• [Goal]: Locate the word "much" in the entries below, then gather every line that holds it.

┏━━

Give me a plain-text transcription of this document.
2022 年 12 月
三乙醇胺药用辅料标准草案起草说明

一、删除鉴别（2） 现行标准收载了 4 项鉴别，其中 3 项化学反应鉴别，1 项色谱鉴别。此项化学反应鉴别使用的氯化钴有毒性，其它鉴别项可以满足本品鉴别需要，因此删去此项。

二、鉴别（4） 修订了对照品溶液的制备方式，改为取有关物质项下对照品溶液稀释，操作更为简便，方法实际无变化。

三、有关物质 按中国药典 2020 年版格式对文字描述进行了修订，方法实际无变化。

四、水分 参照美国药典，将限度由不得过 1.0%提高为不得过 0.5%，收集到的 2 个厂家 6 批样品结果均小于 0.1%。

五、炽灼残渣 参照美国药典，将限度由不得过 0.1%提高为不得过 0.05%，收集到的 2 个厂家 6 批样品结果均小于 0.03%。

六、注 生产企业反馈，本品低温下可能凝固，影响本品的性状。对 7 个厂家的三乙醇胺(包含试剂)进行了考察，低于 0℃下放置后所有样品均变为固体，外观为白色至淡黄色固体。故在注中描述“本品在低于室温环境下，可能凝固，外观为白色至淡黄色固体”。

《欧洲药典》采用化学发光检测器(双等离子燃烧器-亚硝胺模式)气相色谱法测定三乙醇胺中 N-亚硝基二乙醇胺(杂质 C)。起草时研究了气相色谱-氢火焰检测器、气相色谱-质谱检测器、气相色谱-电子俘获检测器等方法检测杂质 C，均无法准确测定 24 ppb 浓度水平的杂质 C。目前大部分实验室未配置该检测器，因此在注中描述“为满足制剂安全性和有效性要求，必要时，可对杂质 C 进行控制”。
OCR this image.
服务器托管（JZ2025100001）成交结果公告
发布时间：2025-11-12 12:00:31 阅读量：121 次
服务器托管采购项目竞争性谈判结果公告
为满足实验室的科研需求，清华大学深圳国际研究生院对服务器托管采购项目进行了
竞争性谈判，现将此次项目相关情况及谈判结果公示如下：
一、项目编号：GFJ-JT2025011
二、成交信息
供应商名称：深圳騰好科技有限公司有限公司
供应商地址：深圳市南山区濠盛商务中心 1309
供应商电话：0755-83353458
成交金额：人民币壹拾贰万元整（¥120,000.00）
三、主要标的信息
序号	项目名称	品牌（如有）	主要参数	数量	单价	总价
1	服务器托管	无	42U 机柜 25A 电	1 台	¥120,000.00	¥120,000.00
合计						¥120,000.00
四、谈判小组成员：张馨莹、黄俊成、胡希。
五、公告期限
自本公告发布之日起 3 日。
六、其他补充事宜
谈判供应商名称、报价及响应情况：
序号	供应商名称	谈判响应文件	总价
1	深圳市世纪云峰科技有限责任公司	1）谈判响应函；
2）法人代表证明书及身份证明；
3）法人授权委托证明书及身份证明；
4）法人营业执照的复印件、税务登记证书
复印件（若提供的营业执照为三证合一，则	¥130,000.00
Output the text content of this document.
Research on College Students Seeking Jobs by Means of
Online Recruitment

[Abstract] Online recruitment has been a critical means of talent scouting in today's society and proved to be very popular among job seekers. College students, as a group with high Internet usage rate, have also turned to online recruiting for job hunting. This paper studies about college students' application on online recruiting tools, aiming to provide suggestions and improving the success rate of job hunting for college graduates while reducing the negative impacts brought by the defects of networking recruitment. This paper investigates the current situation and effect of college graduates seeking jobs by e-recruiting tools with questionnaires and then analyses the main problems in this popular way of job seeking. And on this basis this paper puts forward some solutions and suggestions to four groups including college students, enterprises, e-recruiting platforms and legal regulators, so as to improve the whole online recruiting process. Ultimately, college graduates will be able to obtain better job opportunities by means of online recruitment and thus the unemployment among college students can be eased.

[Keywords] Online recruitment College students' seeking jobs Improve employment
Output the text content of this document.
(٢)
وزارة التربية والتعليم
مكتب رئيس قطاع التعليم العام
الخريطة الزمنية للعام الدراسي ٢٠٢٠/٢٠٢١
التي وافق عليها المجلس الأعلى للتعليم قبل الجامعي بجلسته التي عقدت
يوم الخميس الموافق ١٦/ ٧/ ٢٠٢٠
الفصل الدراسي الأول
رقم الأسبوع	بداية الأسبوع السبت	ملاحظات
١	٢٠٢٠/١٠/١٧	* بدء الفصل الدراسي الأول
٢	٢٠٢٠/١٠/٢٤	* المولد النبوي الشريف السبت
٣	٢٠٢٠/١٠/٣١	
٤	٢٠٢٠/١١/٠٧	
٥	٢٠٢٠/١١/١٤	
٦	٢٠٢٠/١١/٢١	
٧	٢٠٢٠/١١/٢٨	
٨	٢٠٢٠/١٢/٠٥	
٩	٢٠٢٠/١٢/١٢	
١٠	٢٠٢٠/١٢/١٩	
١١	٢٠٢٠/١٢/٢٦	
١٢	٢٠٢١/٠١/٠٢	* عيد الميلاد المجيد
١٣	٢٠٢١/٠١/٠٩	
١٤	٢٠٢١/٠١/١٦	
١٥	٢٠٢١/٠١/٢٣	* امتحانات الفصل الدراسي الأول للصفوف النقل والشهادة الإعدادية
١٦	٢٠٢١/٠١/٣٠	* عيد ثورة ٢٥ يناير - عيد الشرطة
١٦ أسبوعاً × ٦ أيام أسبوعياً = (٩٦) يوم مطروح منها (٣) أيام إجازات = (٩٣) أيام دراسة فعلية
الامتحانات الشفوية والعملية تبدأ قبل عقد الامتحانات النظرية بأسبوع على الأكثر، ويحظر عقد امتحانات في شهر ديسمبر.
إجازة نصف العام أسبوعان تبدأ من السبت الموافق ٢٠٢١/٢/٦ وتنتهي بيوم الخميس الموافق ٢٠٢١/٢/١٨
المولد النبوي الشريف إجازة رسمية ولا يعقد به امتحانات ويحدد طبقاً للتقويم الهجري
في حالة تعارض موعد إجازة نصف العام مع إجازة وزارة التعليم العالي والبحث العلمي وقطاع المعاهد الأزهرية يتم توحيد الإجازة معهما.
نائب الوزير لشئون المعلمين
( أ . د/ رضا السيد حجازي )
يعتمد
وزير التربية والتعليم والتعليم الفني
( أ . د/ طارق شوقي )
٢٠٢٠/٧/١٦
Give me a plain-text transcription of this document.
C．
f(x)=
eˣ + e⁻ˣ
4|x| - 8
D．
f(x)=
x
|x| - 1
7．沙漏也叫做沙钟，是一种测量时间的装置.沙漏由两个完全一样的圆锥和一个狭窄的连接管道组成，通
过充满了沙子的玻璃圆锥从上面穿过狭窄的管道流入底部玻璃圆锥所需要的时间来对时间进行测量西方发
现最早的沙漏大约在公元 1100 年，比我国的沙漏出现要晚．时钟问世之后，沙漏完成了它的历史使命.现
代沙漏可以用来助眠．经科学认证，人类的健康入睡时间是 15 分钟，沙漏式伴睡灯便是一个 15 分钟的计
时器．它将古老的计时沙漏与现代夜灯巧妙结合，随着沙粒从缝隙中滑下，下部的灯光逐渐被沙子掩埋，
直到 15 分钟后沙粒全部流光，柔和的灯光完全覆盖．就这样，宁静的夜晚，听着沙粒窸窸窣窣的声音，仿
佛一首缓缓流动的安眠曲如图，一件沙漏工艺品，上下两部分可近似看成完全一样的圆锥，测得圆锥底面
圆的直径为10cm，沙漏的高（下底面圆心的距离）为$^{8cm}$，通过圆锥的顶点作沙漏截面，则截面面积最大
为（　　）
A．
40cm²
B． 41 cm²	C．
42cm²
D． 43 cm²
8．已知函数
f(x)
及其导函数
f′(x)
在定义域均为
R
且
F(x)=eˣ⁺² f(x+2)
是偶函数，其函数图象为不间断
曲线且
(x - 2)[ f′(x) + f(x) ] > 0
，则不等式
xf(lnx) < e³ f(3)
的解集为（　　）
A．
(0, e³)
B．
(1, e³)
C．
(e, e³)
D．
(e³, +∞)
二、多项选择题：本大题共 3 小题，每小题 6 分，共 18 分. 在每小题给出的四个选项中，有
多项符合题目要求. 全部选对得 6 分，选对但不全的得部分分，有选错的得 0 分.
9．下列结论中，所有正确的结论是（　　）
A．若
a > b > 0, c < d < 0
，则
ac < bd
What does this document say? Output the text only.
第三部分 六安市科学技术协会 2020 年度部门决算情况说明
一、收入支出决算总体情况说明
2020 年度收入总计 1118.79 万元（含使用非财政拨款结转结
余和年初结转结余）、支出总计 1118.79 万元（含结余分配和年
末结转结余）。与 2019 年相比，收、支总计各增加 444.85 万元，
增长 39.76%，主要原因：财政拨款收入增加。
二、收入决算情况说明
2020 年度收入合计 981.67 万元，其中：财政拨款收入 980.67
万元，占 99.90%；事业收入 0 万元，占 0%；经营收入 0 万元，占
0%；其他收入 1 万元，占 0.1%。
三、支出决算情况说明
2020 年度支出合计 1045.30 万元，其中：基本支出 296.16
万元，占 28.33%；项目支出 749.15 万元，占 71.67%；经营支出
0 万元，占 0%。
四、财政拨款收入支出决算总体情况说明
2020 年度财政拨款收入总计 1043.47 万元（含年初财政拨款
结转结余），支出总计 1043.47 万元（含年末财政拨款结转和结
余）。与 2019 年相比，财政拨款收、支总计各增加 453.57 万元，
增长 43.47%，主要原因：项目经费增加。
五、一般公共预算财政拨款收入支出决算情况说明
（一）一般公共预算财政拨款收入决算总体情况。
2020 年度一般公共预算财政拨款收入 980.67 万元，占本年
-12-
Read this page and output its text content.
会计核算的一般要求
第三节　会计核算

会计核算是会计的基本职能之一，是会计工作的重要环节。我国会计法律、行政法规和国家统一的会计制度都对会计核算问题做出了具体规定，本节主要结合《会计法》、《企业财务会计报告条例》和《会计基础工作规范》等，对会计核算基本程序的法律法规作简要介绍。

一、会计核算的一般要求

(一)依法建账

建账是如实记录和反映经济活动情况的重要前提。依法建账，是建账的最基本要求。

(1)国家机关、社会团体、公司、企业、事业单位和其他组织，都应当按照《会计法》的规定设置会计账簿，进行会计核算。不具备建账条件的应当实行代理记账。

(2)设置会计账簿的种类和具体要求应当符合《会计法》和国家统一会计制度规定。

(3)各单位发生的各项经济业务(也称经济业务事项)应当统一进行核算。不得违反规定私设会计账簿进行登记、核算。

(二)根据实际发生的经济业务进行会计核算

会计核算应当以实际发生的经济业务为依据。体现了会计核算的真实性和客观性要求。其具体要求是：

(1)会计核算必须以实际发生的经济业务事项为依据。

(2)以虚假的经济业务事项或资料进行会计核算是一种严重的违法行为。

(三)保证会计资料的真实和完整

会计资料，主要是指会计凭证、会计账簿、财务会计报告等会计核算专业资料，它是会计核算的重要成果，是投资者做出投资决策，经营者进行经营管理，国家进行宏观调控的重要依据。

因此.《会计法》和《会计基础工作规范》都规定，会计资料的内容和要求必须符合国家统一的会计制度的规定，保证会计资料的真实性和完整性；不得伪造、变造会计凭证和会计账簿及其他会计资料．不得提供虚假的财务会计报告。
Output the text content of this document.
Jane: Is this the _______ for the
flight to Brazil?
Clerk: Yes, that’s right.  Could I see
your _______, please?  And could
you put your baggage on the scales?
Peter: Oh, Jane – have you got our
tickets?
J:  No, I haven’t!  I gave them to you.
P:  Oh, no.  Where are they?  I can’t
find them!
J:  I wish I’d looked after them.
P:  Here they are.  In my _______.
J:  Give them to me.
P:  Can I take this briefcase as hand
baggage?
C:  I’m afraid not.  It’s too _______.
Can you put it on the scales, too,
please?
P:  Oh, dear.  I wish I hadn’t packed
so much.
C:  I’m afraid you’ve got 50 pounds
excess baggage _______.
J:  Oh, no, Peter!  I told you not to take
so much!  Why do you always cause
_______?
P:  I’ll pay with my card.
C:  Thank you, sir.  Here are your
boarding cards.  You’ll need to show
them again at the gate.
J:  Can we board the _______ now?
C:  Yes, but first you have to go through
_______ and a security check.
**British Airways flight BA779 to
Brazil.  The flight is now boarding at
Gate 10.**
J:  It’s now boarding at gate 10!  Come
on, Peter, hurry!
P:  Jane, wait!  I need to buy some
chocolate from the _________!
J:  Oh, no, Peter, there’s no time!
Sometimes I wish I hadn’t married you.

┗━━

• [Written solution]:
so much.
so much!  Why do you always cause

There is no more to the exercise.